— Start Provided entries —

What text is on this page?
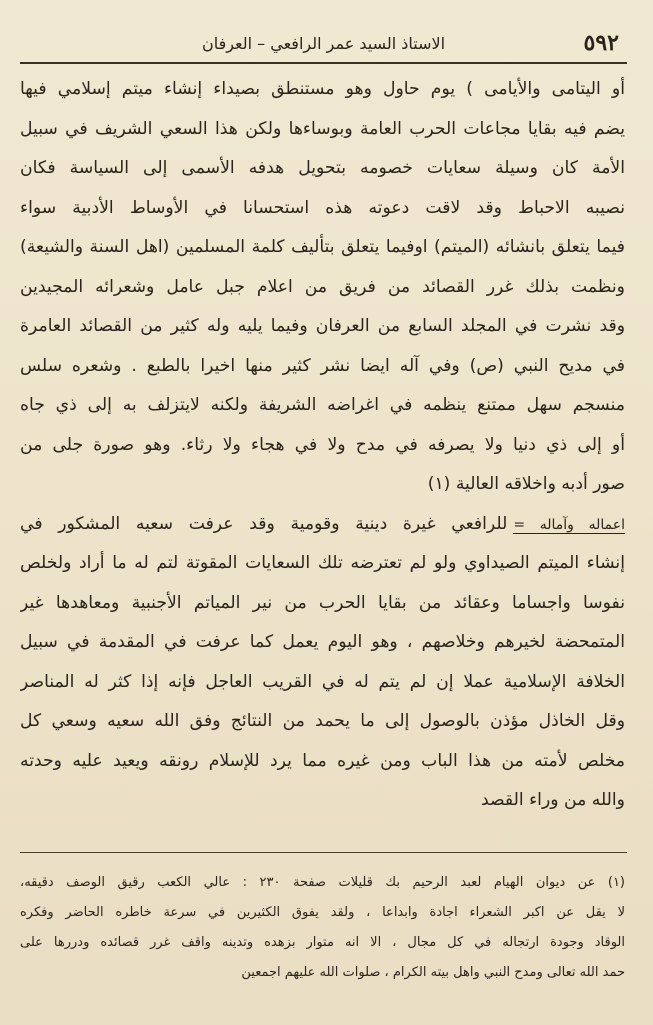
٥٩٢
الاستاذ السيد عمر الرافعي – العرفان
أو اليتامى والأيامى ) يوم حاول وهو مستنطق بصيداء إنشاء ميتم إسلامي فيها
يضم فيه بقايا مجاعات الحرب العامة وبوساءها ولكن هذا السعي الشريف في سبيل
الأمة كان وسيلة سعايات خصومه بتحويل هدفه الأسمى إلى السياسة فكان
نصيبه الاحباط وقد لاقت دعوته هذه استحسانا في الأوساط الأدبية سواء
فيما يتعلق بانشائه (الميتم) اوفيما يتعلق بتأليف كلمة المسلمين (اهل السنة والشيعة)
ونظمت بذلك غرر القصائد من فريق من اعلام جبل عامل وشعرائه المجيدين
وقد نشرت في المجلد السابع من العرفان وفيما يليه وله كثير من القصائد العامرة
في مديح النبي (ص) وفي آله ايضا نشر كثير منها اخيرا بالطبع . وشعره سلس
منسجم سهل ممتنع ينظمه في اغراضه الشريفة ولكنه لايتزلف به إلى ذي جاه
أو إلى ذي دنيا ولا يصرفه في مدح ولا في هجاء ولا رثاء. وهو صورة جلى من
صور أدبه واخلاقه العالية (١)
اعماله وآماله =للرافعي غيرة دينية وقومية وقد عرفت سعيه المشكور في
إنشاء الميتم الصيداوي ولو لم تعترضه تلك السعايات المقوتة لتم له ما أراد ولخلص
نفوسا واجساما وعقائد من بقايا الحرب من نير المياتم الأجنبية ومعاهدها غير
المتمحضة لخيرهم وخلاصهم ، وهو اليوم يعمل كما عرفت في المقدمة في سبيل
الخلافة الإسلامية عملا إن لم يتم له في القريب العاجل فإنه إذا كثر له المناصر
وقل الخاذل مؤذن بالوصول إلى ما يحمد من النتائج وفق الله سعيه وسعي كل
مخلص لأمته من هذا الباب ومن غيره مما يرد للإسلام رونقه ويعيد عليه وحدته
والله من وراء القصد
(١) عن ديوان الهيام لعبد الرحيم بك قليلات صفحة ٢٣٠ : عالي الكعب رقيق الوصف دقيقه،
لا يقل عن اكبر الشعراء اجادة وابداعا ، ولقد يفوق الكثيرين في سرعة خاطره الحاضر وفكره
الوقاد وجودة ارتجاله في كل مجال ، الا انه متوار بزهده وتدينه واقف غرر قصائده ودررها على
حمد الله تعالى ومدح النبي واهل بيته الكرام ، صلوات الله عليهم اجمعين
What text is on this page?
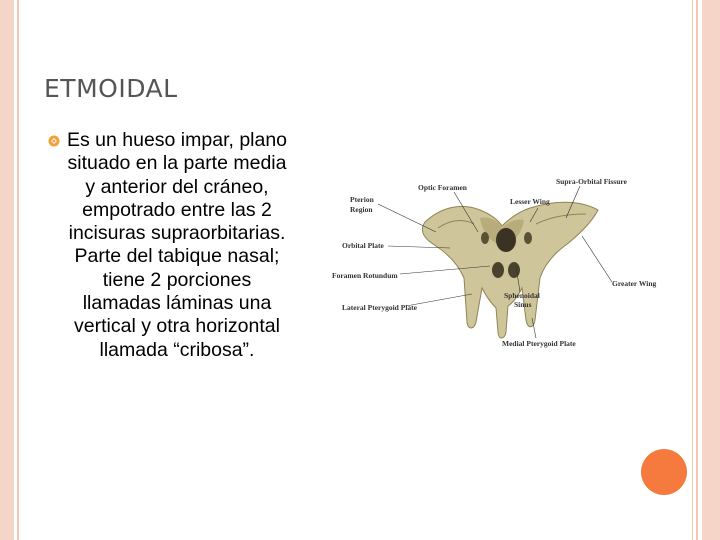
ETMOIDAL
Es un hueso impar, plano situado en la parte media y anterior del cráneo, empotrado entre las 2 incisuras supraorbitarias. Parte del tabique nasal; tiene 2 porciones llamadas láminas una vertical y otra horizontal llamada “cribosa”.
Optic Foramen
Supra-Orbital Fissure
Pterion
Region
Lesser Wing
Orbital Plate
Foramen Rotundum
Greater Wing
Lateral Pterygoid Plate
Sphenoidal
Sinus
Medial Pterygoid Plate
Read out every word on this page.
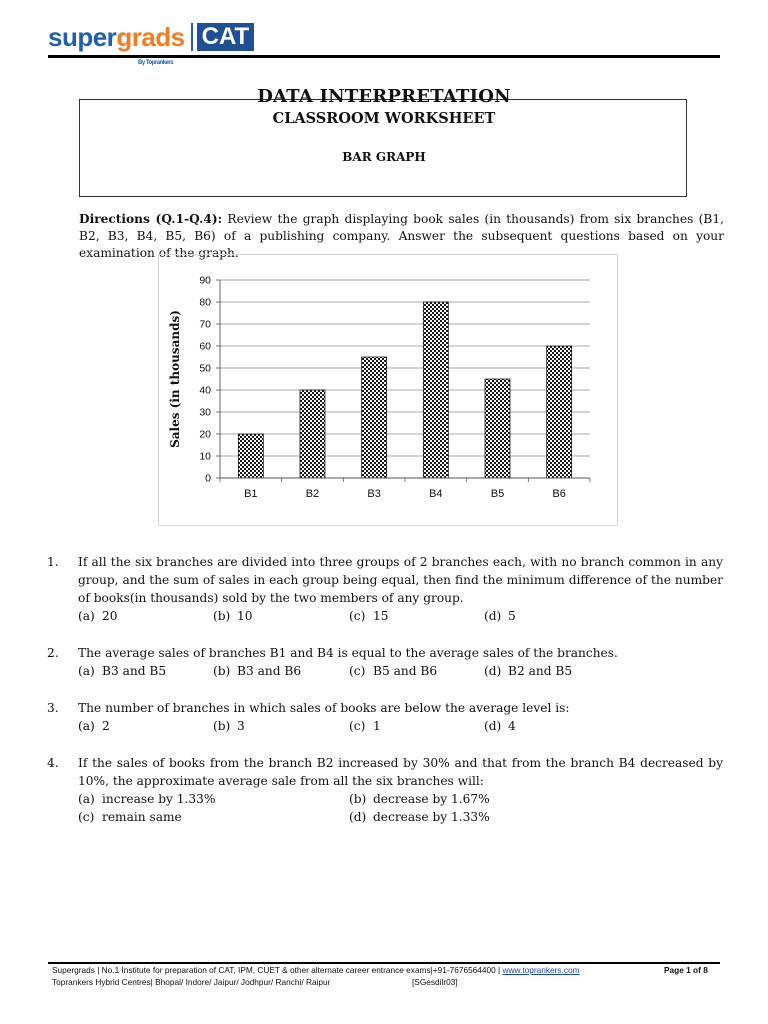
supergrads
By Toprankers
CAT
DATA INTERPRETATION
CLASSROOM WORKSHEET
BAR GRAPH
Directions (Q.1-Q.4): Review the graph displaying book sales (in thousands) from six branches (B1, B2, B3, B4, B5, B6) of a publishing company. Answer the subsequent questions based on your examination of the graph.
0
10
20
30
40
50
60
70
80
90
B1	B2	B3	B4	B5	B6
Sales (in thousands)
1. If all the six branches are divided into three groups of 2 branches each, with no branch common in any group, and the sum of sales in each group being equal, then find the minimum difference of the number of books(in thousands) sold by the two members of any group.
(a) 20	(b) 10	(c) 15	(d) 5
2. The average sales of branches B1 and B4 is equal to the average sales of the branches.
(a) B3 and B5	(b) B3 and B6	(c) B5 and B6	(d) B2 and B5
3. The number of branches in which sales of books are below the average level is:
(a) 2	(b) 3	(c) 1	(d) 4
4. If the sales of books from the branch B2 increased by 30% and that from the branch B4 decreased by 10%, the approximate average sale from all the six branches will:
(a) increase by 1.33%	(b) decrease by 1.67%
(c) remain same	(d) decrease by 1.33%
Supergrads | No.1 Institute for preparation of CAT, IPM, CUET & other alternate career entrance exams|+91-7676564400 | www.toprankers.com	Page 1 of 8
Toprankers Hybrid Centres| Bhopal/ Indore/ Jaipur/ Jodhpur/ Ranchi/ Raipur	[SGesdilr03]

— End Provided entries —

* [Written instruction]:
Give the entries again word for word, but skip the pictures.

* [The response]:
What text is on this page?
٥٩٢
الاستاذ السيد عمر الرافعي – العرفان
أو اليتامى والأيامى ) يوم حاول وهو مستنطق بصيداء إنشاء ميتم إسلامي فيها
يضم فيه بقايا مجاعات الحرب العامة وبوساءها ولكن هذا السعي الشريف في سبيل
الأمة كان وسيلة سعايات خصومه بتحويل هدفه الأسمى إلى السياسة فكان
نصيبه الاحباط وقد لاقت دعوته هذه استحسانا في الأوساط الأدبية سواء
فيما يتعلق بانشائه (الميتم) اوفيما يتعلق بتأليف كلمة المسلمين (اهل السنة والشيعة)
ونظمت بذلك غرر القصائد من فريق من اعلام جبل عامل وشعرائه المجيدين
وقد نشرت في المجلد السابع من العرفان وفيما يليه وله كثير من القصائد العامرة
في مديح النبي (ص) وفي آله ايضا نشر كثير منها اخيرا بالطبع . وشعره سلس
منسجم سهل ممتنع ينظمه في اغراضه الشريفة ولكنه لايتزلف به إلى ذي جاه
أو إلى ذي دنيا ولا يصرفه في مدح ولا في هجاء ولا رثاء. وهو صورة جلى من
صور أدبه واخلاقه العالية (١)
اعماله وآماله =للرافعي غيرة دينية وقومية وقد عرفت سعيه المشكور في
إنشاء الميتم الصيداوي ولو لم تعترضه تلك السعايات المقوتة لتم له ما أراد ولخلص
نفوسا واجساما وعقائد من بقايا الحرب من نير المياتم الأجنبية ومعاهدها غير
المتمحضة لخيرهم وخلاصهم ، وهو اليوم يعمل كما عرفت في المقدمة في سبيل
الخلافة الإسلامية عملا إن لم يتم له في القريب العاجل فإنه إذا كثر له المناصر
وقل الخاذل مؤذن بالوصول إلى ما يحمد من النتائج وفق الله سعيه وسعي كل
مخلص لأمته من هذا الباب ومن غيره مما يرد للإسلام رونقه ويعيد عليه وحدته
والله من وراء القصد
(١) عن ديوان الهيام لعبد الرحيم بك قليلات صفحة ٢٣٠ : عالي الكعب رقيق الوصف دقيقه،
لا يقل عن اكبر الشعراء اجادة وابداعا ، ولقد يفوق الكثيرين في سرعة خاطره الحاضر وفكره
الوقاد وجودة ارتجاله في كل مجال ، الا انه متوار بزهده وتدينه واقف غرر قصائده ودررها على
حمد الله تعالى ومدح النبي واهل بيته الكرام ، صلوات الله عليهم اجمعين
What text is on this page?
ETMOIDAL
Es un hueso impar, plano situado en la parte media y anterior del cráneo, empotrado entre las 2 incisuras supraorbitarias. Parte del tabique nasal; tiene 2 porciones llamadas láminas una vertical y otra horizontal llamada “cribosa”.
Optic Foramen
Supra-Orbital Fissure
Pterion
Region
Lesser Wing
Orbital Plate
Foramen Rotundum
Greater Wing
Lateral Pterygoid Plate
Sphenoidal
Sinus
Medial Pterygoid Plate
Read out every word on this page.
supergrads
By Toprankers
CAT
DATA INTERPRETATION
CLASSROOM WORKSHEET
BAR GRAPH
Directions (Q.1-Q.4): Review the graph displaying book sales (in thousands) from six branches (B1, B2, B3, B4, B5, B6) of a publishing company. Answer the subsequent questions based on your examination of the graph.
0
10
20
30
40
50
60
70
80
90
B1	B2	B3	B4	B5	B6
Sales (in thousands)
1. If all the six branches are divided into three groups of 2 branches each, with no branch common in any group, and the sum of sales in each group being equal, then find the minimum difference of the number of books(in thousands) sold by the two members of any group.
(a) 20	(b) 10	(c) 15	(d) 5
2. The average sales of branches B1 and B4 is equal to the average sales of the branches.
(a) B3 and B5	(b) B3 and B6	(c) B5 and B6	(d) B2 and B5
3. The number of branches in which sales of books are below the average level is:
(a) 2	(b) 3	(c) 1	(d) 4
4. If the sales of books from the branch B2 increased by 30% and that from the branch B4 decreased by 10%, the approximate average sale from all the six branches will:
(a) increase by 1.33%	(b) decrease by 1.67%
(c) remain same	(d) decrease by 1.33%
Supergrads | No.1 Institute for preparation of CAT, IPM, CUET & other alternate career entrance exams|+91-7676564400 | www.toprankers.com	Page 1 of 8
Toprankers Hybrid Centres| Bhopal/ Indore/ Jaipur/ Jodhpur/ Ranchi/ Raipur	[SGesdilr03]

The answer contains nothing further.